Material for this task:
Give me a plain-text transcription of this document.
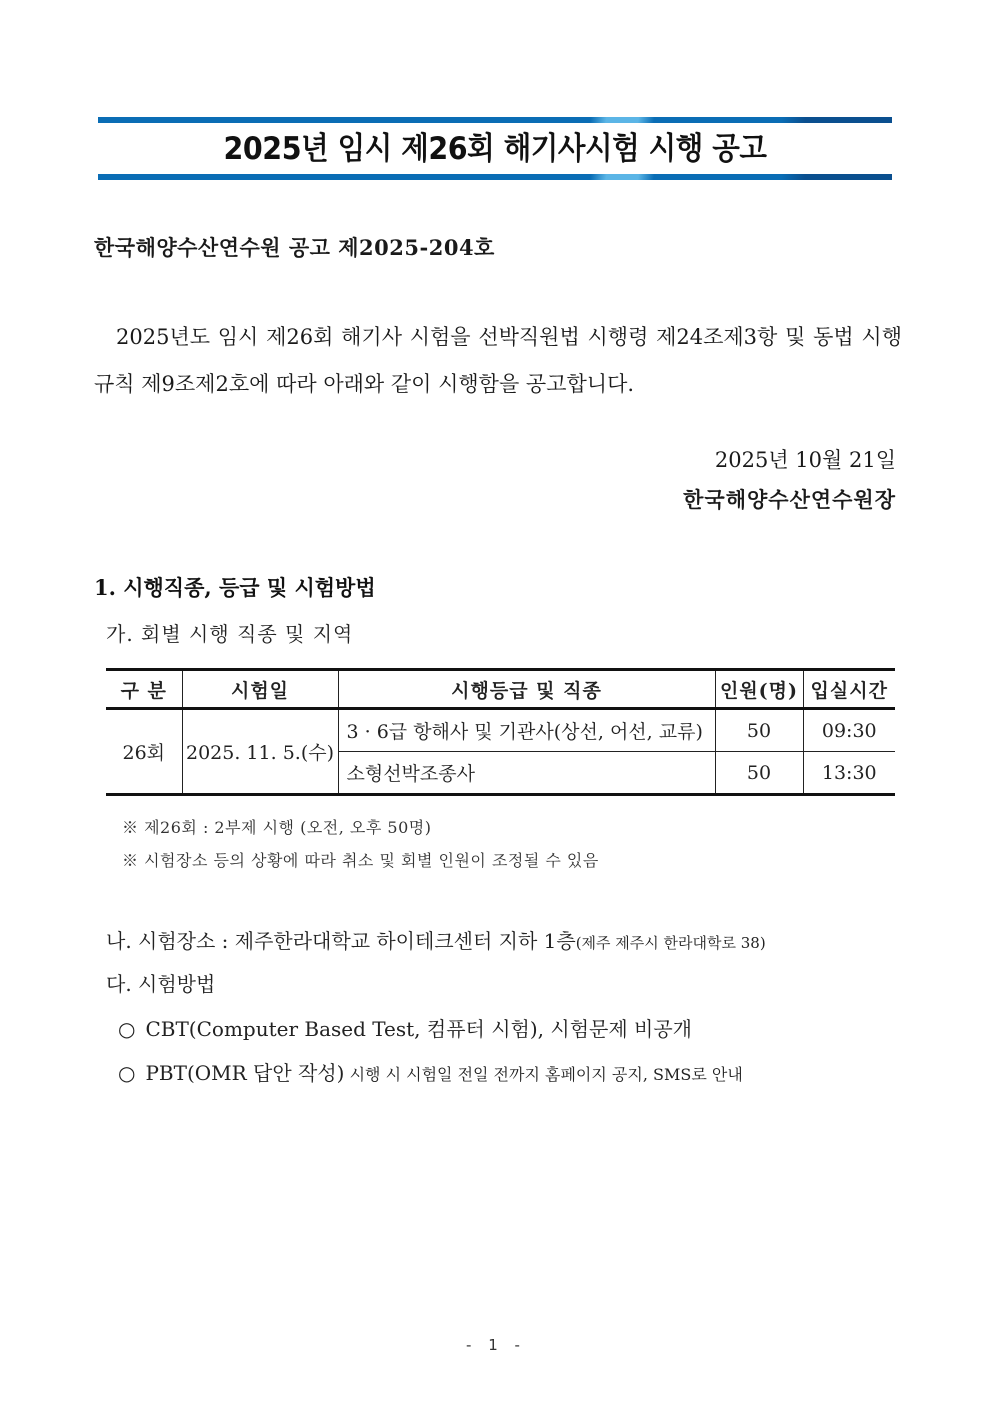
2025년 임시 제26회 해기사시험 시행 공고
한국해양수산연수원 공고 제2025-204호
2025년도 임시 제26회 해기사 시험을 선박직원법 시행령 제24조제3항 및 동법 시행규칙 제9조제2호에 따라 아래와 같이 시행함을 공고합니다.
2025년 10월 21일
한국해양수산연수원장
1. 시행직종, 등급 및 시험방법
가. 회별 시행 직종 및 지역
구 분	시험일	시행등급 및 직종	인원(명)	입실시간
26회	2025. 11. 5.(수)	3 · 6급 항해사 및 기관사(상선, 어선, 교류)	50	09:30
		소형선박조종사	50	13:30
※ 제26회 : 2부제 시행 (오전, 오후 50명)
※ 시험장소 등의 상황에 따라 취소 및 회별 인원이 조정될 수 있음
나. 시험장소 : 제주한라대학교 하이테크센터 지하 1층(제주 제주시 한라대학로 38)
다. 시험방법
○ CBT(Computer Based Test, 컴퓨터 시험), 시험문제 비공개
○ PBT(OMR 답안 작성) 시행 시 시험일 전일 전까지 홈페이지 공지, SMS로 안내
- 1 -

What is asked: Restate the whole listing above exactly, please, omitting every image.

Written response:
Give me a plain-text transcription of this document.
2025년 임시 제26회 해기사시험 시행 공고
한국해양수산연수원 공고 제2025-204호
2025년도 임시 제26회 해기사 시험을 선박직원법 시행령 제24조제3항 및 동법 시행규칙 제9조제2호에 따라 아래와 같이 시행함을 공고합니다.
2025년 10월 21일
한국해양수산연수원장
1. 시행직종, 등급 및 시험방법
가. 회별 시행 직종 및 지역
구 분	시험일	시행등급 및 직종	인원(명)	입실시간
26회	2025. 11. 5.(수)	3 · 6급 항해사 및 기관사(상선, 어선, 교류)	50	09:30
		소형선박조종사	50	13:30
※ 제26회 : 2부제 시행 (오전, 오후 50명)
※ 시험장소 등의 상황에 따라 취소 및 회별 인원이 조정될 수 있음
나. 시험장소 : 제주한라대학교 하이테크센터 지하 1층(제주 제주시 한라대학로 38)
다. 시험방법
○ CBT(Computer Based Test, 컴퓨터 시험), 시험문제 비공개
○ PBT(OMR 답안 작성) 시행 시 시험일 전일 전까지 홈페이지 공지, SMS로 안내
- 1 -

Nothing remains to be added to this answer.